▸ **Required work**: Put everything from the first line of the records down to the line containing "- bar-2023-H1-2: [392, 401, 428, 406]", both included, into a JSON list of strings with one string per line and no blank lines.

▸ **Material for the task**:
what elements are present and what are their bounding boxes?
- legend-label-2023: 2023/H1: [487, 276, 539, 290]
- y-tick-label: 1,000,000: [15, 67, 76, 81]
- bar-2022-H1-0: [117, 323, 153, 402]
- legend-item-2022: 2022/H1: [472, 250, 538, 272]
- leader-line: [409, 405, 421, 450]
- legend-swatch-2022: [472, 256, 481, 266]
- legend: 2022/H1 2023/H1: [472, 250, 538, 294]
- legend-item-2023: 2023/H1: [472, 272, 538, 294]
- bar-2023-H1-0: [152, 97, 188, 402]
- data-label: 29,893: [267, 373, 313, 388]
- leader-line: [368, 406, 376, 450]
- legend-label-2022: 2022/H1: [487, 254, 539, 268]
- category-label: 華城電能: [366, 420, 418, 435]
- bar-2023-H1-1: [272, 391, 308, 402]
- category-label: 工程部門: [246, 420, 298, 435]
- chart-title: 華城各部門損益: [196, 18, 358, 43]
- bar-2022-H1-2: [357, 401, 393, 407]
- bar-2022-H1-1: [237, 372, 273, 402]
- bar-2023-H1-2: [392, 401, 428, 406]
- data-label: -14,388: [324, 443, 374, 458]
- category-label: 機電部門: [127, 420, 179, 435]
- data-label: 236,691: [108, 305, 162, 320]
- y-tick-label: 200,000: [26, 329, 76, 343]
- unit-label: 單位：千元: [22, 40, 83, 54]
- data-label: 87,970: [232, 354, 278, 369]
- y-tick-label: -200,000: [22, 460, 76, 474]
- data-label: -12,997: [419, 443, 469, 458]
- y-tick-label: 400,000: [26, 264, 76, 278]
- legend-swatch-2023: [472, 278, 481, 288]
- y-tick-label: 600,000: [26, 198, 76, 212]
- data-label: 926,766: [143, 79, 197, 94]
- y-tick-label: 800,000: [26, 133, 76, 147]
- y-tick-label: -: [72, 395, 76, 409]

▸ **Result for this task**:
[
  "what elements are present and what are their bounding boxes?",
  "- legend-label-2023: 2023/H1: [487, 276, 539, 290]",
  "- y-tick-label: 1,000,000: [15, 67, 76, 81]",
  "- bar-2022-H1-0: [117, 323, 153, 402]",
  "- legend-item-2022: 2022/H1: [472, 250, 538, 272]",
  "- leader-line: [409, 405, 421, 450]",
  "- legend-swatch-2022: [472, 256, 481, 266]",
  "- legend: 2022/H1 2023/H1: [472, 250, 538, 294]",
  "- legend-item-2023: 2023/H1: [472, 272, 538, 294]",
  "- bar-2023-H1-0: [152, 97, 188, 402]",
  "- data-label: 29,893: [267, 373, 313, 388]",
  "- leader-line: [368, 406, 376, 450]",
  "- legend-label-2022: 2022/H1: [487, 254, 539, 268]",
  "- category-label: 華城電能: [366, 420, 418, 435]",
  "- bar-2023-H1-1: [272, 391, 308, 402]",
  "- category-label: 工程部門: [246, 420, 298, 435]",
  "- chart-title: 華城各部門損益: [196, 18, 358, 43]",
  "- bar-2022-H1-2: [357, 401, 393, 407]",
  "- bar-2022-H1-1: [237, 372, 273, 402]",
  "- bar-2023-H1-2: [392, 401, 428, 406]"
]